* [What you will do]: Give the number of lines in the data that hold the word "content", and nothing else.

* [Data supplied]:
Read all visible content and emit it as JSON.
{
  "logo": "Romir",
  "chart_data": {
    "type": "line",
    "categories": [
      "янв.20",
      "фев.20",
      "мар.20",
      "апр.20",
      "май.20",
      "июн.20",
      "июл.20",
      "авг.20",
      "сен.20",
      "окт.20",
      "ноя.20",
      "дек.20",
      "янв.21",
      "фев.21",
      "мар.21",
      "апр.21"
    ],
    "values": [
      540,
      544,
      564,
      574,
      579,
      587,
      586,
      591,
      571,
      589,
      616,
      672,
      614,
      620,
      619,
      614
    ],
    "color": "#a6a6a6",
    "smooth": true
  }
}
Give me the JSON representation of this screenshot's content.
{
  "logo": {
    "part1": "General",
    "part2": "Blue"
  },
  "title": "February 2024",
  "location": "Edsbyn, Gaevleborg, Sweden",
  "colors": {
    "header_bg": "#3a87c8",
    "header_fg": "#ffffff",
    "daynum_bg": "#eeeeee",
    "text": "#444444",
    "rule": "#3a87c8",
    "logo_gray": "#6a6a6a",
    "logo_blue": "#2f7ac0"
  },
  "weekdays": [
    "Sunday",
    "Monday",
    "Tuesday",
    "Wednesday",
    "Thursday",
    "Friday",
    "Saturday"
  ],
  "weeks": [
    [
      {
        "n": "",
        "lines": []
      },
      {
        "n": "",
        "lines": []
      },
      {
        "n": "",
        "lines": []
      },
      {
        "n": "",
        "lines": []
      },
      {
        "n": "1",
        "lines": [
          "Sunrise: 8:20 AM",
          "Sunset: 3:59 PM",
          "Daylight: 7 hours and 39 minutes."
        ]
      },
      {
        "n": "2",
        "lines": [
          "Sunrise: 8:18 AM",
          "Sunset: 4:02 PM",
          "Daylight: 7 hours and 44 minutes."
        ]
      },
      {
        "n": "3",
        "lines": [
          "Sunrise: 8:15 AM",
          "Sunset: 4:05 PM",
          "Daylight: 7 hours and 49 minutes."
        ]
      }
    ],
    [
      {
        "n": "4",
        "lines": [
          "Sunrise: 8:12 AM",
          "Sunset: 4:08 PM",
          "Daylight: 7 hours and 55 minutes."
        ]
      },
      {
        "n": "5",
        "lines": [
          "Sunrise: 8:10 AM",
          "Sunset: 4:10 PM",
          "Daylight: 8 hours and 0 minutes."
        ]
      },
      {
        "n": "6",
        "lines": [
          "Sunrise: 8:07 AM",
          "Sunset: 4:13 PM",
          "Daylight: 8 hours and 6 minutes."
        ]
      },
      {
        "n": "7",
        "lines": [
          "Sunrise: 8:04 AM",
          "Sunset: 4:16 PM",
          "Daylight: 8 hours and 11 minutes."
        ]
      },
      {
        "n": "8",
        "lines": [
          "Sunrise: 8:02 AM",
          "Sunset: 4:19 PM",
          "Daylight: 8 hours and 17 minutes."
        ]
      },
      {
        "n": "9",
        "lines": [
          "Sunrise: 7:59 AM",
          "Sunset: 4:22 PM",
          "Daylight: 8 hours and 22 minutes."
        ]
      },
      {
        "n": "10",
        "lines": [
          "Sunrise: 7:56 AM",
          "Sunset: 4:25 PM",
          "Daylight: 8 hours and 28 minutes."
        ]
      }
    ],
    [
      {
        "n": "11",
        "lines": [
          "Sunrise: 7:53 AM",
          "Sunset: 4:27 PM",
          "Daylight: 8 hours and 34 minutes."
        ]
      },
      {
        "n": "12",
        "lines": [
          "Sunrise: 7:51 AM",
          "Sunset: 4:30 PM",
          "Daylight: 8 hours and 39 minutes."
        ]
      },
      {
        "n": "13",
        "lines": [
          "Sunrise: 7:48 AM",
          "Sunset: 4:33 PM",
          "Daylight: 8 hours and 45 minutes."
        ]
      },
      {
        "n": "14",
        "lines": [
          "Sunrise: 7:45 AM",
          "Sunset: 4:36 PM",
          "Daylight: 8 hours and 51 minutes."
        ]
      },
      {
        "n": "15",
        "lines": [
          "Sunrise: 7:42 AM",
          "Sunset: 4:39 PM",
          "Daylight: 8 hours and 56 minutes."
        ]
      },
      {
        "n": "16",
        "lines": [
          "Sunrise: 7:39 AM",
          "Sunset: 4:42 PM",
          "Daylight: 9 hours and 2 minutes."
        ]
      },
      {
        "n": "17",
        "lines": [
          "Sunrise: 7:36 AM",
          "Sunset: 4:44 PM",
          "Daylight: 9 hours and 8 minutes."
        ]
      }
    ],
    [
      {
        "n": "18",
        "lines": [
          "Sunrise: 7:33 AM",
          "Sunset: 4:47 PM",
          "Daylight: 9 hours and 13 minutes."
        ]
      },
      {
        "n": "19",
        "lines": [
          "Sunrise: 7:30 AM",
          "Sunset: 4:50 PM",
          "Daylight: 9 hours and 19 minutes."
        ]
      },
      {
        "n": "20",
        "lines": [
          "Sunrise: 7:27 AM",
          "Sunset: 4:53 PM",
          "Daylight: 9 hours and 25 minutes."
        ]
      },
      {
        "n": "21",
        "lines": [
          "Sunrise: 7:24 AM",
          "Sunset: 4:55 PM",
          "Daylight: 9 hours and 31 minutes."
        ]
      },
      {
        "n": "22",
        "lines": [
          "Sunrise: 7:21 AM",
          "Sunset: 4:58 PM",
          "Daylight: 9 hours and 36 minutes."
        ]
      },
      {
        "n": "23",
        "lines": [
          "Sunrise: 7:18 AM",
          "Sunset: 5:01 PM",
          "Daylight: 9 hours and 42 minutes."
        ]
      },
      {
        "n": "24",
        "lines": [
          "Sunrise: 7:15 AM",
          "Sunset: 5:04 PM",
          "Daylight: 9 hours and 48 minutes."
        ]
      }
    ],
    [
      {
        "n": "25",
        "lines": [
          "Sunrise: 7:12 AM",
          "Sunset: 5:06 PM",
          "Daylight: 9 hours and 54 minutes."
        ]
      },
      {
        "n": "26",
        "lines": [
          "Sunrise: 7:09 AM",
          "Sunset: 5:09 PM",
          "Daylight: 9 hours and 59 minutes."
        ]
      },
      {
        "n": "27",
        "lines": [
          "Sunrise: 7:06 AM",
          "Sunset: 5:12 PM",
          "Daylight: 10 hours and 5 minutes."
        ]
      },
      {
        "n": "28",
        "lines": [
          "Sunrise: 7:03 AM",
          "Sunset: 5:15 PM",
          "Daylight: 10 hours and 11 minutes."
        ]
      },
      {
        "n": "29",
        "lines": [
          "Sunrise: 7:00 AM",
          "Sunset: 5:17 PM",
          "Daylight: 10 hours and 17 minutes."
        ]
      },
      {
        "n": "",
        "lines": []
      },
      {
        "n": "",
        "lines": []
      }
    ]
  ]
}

* [Problem solution]: 2